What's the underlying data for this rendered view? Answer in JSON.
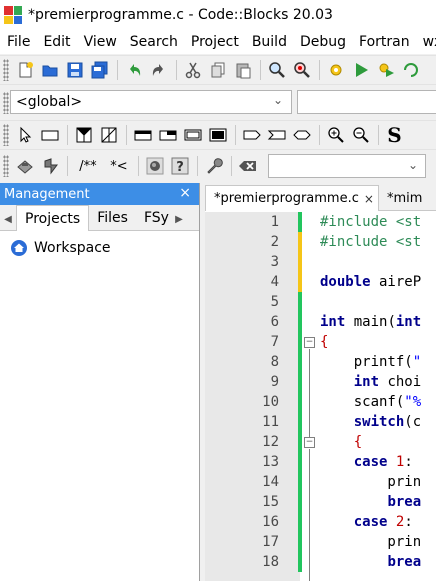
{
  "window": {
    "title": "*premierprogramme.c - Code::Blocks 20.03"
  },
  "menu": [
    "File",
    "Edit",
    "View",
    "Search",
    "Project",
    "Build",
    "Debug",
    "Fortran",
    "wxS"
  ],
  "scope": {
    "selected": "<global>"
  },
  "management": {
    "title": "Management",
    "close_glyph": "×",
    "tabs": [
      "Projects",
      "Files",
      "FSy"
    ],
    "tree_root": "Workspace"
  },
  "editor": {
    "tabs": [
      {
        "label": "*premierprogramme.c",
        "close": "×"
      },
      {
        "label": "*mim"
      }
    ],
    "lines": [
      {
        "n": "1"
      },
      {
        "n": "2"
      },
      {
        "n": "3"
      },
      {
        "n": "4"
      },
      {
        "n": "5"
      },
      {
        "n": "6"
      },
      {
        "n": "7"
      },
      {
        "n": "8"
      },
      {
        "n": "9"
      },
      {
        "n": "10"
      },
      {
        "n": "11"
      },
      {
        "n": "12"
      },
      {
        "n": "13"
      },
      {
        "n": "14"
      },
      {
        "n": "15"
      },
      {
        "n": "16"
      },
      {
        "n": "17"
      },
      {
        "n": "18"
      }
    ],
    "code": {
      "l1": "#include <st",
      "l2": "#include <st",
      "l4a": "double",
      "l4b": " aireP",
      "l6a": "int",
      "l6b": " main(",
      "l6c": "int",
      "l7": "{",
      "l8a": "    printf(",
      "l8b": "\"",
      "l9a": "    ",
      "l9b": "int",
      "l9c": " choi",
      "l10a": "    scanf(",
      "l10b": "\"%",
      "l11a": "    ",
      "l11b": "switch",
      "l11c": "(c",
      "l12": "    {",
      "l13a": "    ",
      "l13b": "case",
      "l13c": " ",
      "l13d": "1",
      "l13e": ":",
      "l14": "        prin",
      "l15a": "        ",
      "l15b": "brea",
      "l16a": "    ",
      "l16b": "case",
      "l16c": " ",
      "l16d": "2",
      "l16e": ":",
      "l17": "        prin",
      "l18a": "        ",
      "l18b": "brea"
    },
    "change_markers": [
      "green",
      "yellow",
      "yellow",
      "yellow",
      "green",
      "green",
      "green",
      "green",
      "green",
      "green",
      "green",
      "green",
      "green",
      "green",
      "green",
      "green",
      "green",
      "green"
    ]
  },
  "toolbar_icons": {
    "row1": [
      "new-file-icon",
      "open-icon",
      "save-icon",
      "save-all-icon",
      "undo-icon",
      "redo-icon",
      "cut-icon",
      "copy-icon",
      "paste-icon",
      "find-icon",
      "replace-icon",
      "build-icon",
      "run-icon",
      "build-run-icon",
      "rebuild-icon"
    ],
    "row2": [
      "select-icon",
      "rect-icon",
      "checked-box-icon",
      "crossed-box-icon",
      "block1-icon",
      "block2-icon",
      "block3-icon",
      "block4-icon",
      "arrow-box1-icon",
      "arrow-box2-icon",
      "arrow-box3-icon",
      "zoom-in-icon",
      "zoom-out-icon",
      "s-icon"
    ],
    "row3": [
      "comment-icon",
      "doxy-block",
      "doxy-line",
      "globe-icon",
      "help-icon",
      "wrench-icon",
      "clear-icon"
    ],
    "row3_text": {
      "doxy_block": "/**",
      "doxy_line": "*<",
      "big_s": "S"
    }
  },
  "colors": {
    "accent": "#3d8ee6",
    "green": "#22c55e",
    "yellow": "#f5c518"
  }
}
-------
• Exercise task: Gather each line that holds "premierprogramme".

• Task solution:
    "title": "*premierprogramme.c - Code::Blocks 20.03"
        "label": "*premierprogramme.c",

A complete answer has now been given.